* Goal *
Find and copy each line of the records where the string "Loans" shows up.

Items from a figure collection
━━━━━━━━━━━━━━━━

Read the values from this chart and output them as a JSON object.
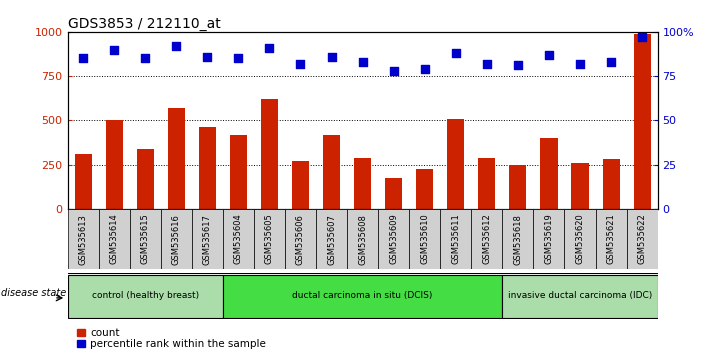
{
  "title": "GDS3853 / 212110_at",
  "samples": [
    "GSM535613",
    "GSM535614",
    "GSM535615",
    "GSM535616",
    "GSM535617",
    "GSM535604",
    "GSM535605",
    "GSM535606",
    "GSM535607",
    "GSM535608",
    "GSM535609",
    "GSM535610",
    "GSM535611",
    "GSM535612",
    "GSM535618",
    "GSM535619",
    "GSM535620",
    "GSM535621",
    "GSM535622"
  ],
  "counts": [
    310,
    500,
    340,
    570,
    460,
    420,
    620,
    270,
    420,
    290,
    175,
    225,
    510,
    285,
    245,
    400,
    260,
    280,
    990
  ],
  "percentiles": [
    85,
    90,
    85,
    92,
    86,
    85,
    91,
    82,
    86,
    83,
    78,
    79,
    88,
    82,
    81,
    87,
    82,
    83,
    97
  ],
  "bar_color": "#cc2200",
  "dot_color": "#0000cc",
  "ylim_left": [
    0,
    1000
  ],
  "ylim_right": [
    0,
    100
  ],
  "yticks_left": [
    0,
    250,
    500,
    750,
    1000
  ],
  "ytick_labels_right": [
    "0",
    "25",
    "50",
    "75",
    "100%"
  ],
  "grid_values": [
    250,
    500,
    750
  ],
  "groups": [
    {
      "label": "control (healthy breast)",
      "start": 0,
      "end": 5,
      "color": "#aaddaa"
    },
    {
      "label": "ductal carcinoma in situ (DCIS)",
      "start": 5,
      "end": 14,
      "color": "#44dd44"
    },
    {
      "label": "invasive ductal carcinoma (IDC)",
      "start": 14,
      "end": 19,
      "color": "#aaddaa"
    }
  ],
  "legend_items": [
    {
      "label": "count",
      "color": "#cc2200"
    },
    {
      "label": "percentile rank within the sample",
      "color": "#0000cc"
    }
  ],
  "disease_state_label": "disease state",
  "background_color": "#ffffff",
  "plot_bg_color": "#ffffff",
  "xtick_bg_color": "#d0d0d0",
  "title_fontsize": 10
}
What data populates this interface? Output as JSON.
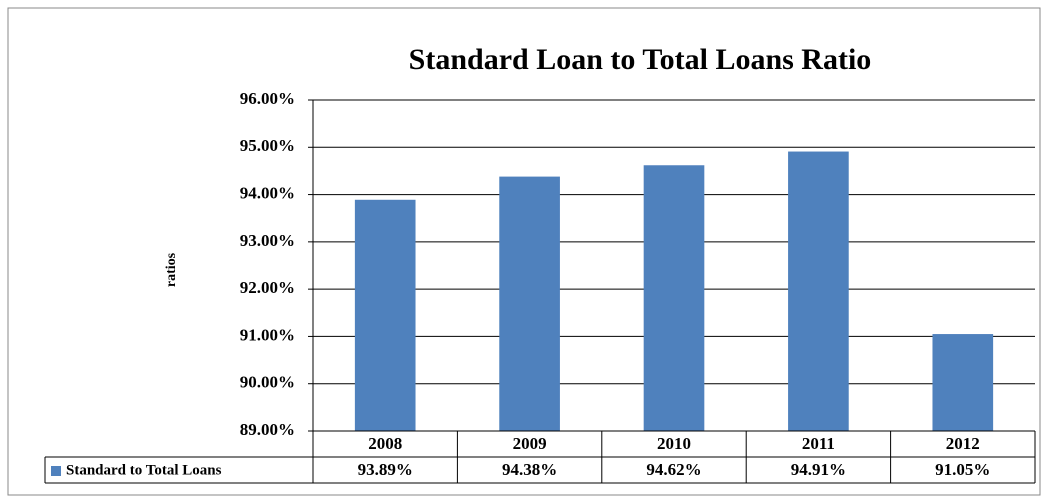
{
  "chart_data": {
    "type": "bar",
    "title": "Standard  Loan to Total Loans Ratio",
    "y_label": "ratios",
    "categories": [
      "2008",
      "2009",
      "2010",
      "2011",
      "2012"
    ],
    "series": [
      {
        "name": "Standard to Total Loans",
        "color": "#4f81bd",
        "values": [
          93.89,
          94.38,
          94.62,
          94.91,
          91.05
        ],
        "value_labels": [
          "93.89%",
          "94.38%",
          "94.62%",
          "94.91%",
          "91.05%"
        ]
      }
    ],
    "ylim": [
      89,
      96
    ],
    "yticks": [
      {
        "value": 89,
        "label": "89.00%"
      },
      {
        "value": 90,
        "label": "90.00%"
      },
      {
        "value": 91,
        "label": "91.00%"
      },
      {
        "value": 92,
        "label": "92.00%"
      },
      {
        "value": 93,
        "label": "93.00%"
      },
      {
        "value": 94,
        "label": "94.00%"
      },
      {
        "value": 95,
        "label": "95.00%"
      },
      {
        "value": 96,
        "label": "96.00%"
      }
    ],
    "grid": true,
    "data_table": true
  }
}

━━━━━━━━━━━━━━━━

* Solution for this exercise *
    "title": "Standard  Loan to Total Loans Ratio",
        "name": "Standard to Total Loans",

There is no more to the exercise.